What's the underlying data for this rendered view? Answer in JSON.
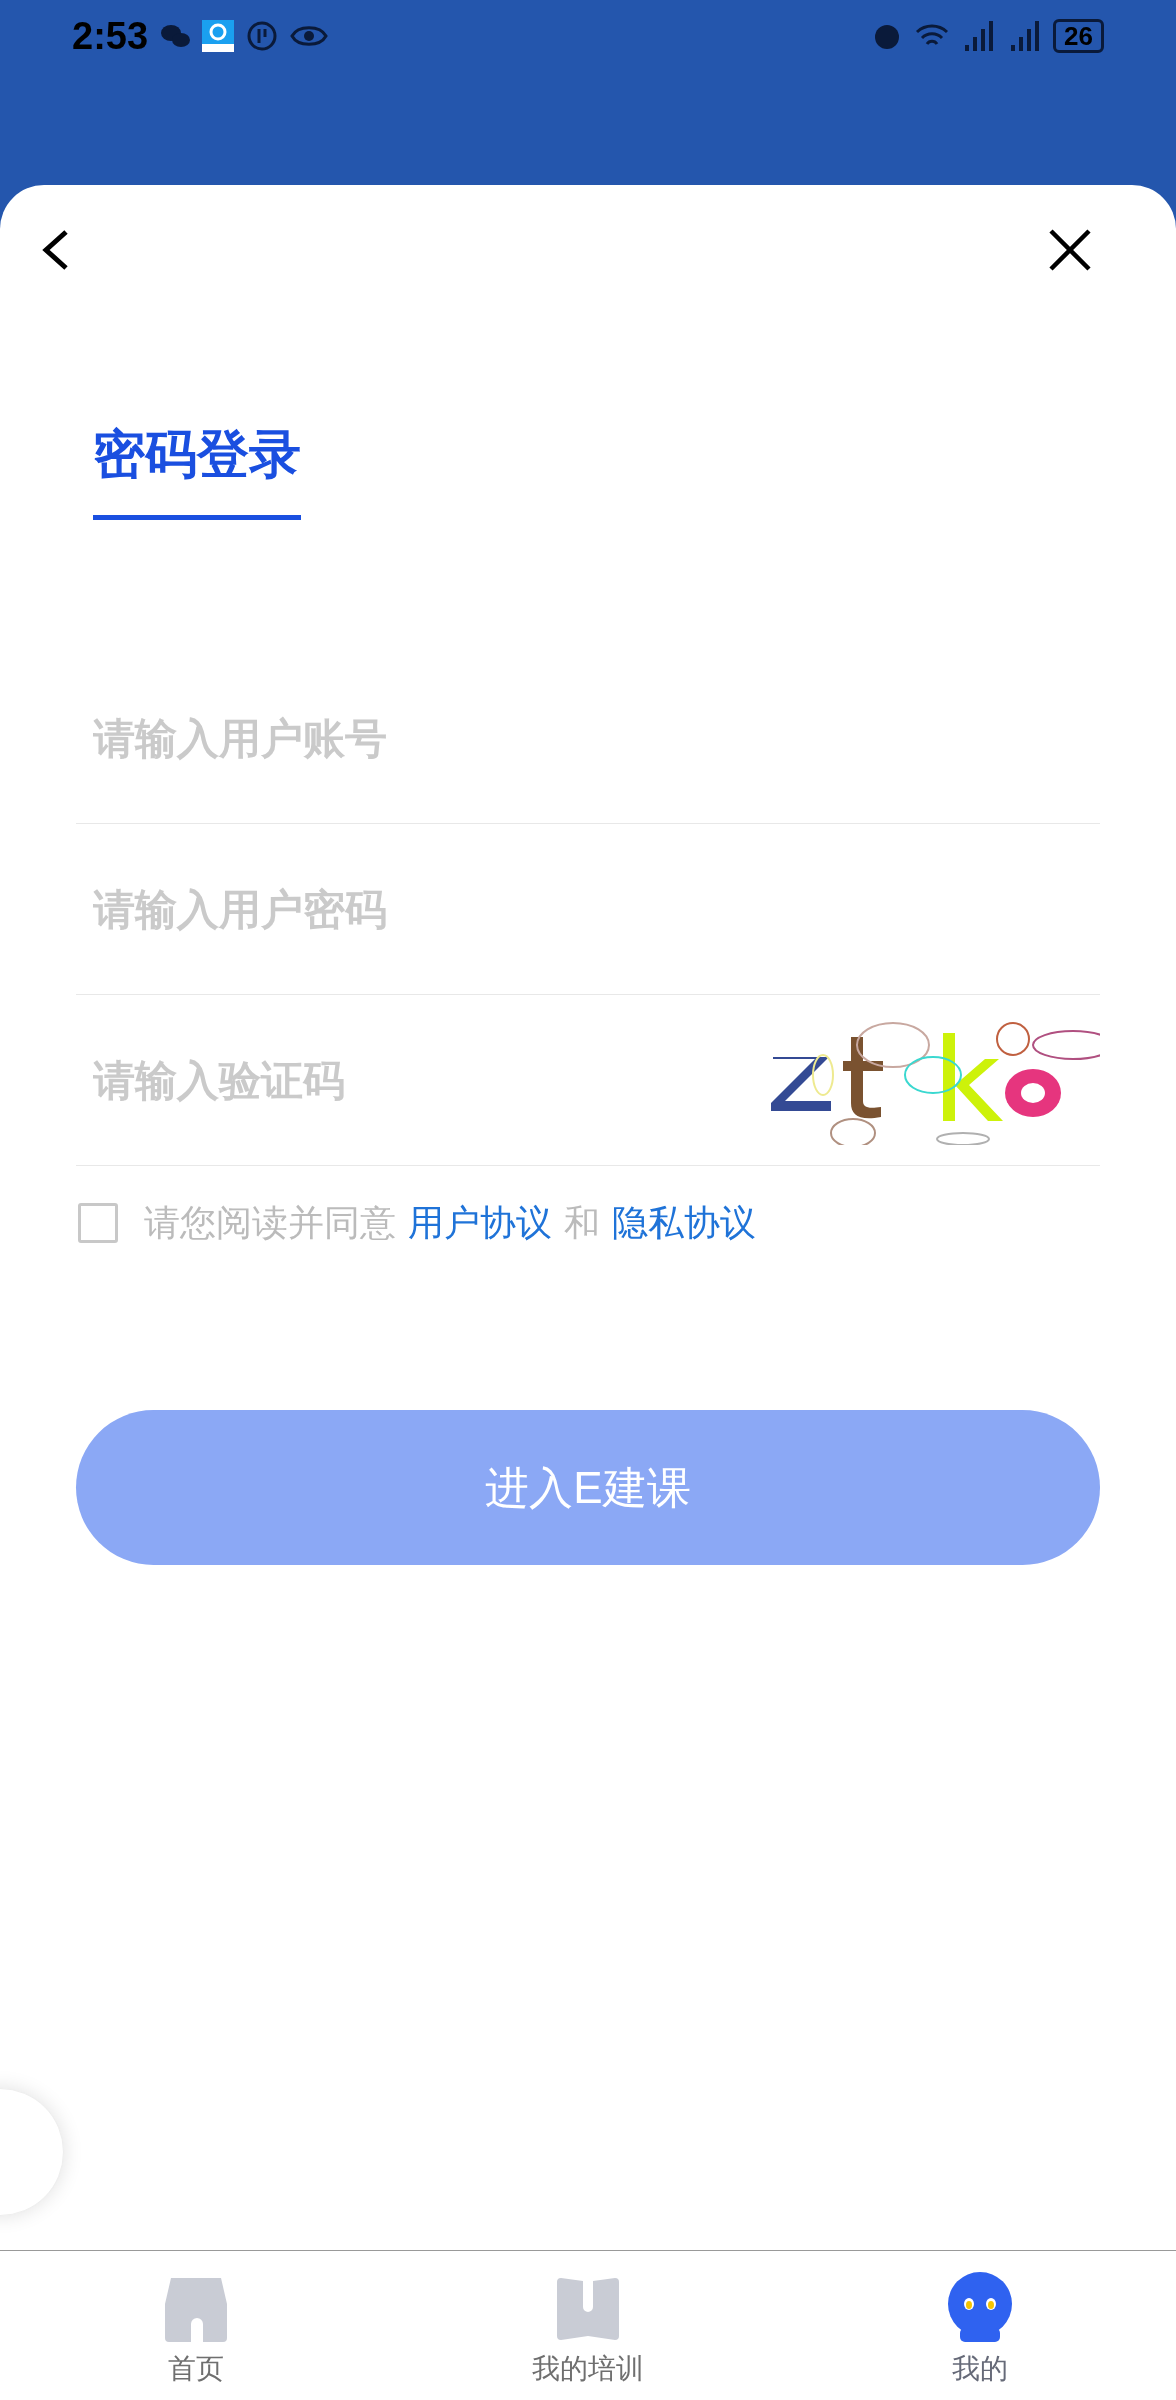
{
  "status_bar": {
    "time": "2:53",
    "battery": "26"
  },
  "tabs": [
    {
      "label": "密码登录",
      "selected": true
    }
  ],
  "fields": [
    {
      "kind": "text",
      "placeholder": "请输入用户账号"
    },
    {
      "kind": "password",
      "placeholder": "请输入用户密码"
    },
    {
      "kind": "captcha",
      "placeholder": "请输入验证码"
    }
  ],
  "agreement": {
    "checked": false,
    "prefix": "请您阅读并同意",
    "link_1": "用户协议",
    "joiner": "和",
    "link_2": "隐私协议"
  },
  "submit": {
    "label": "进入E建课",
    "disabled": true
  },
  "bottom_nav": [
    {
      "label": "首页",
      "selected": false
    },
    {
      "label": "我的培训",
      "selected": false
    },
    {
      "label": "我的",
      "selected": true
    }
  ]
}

==============================

> Objective: For the entries above, count the lines that contain the string "label", and state that number without further comment.

> Task output: 5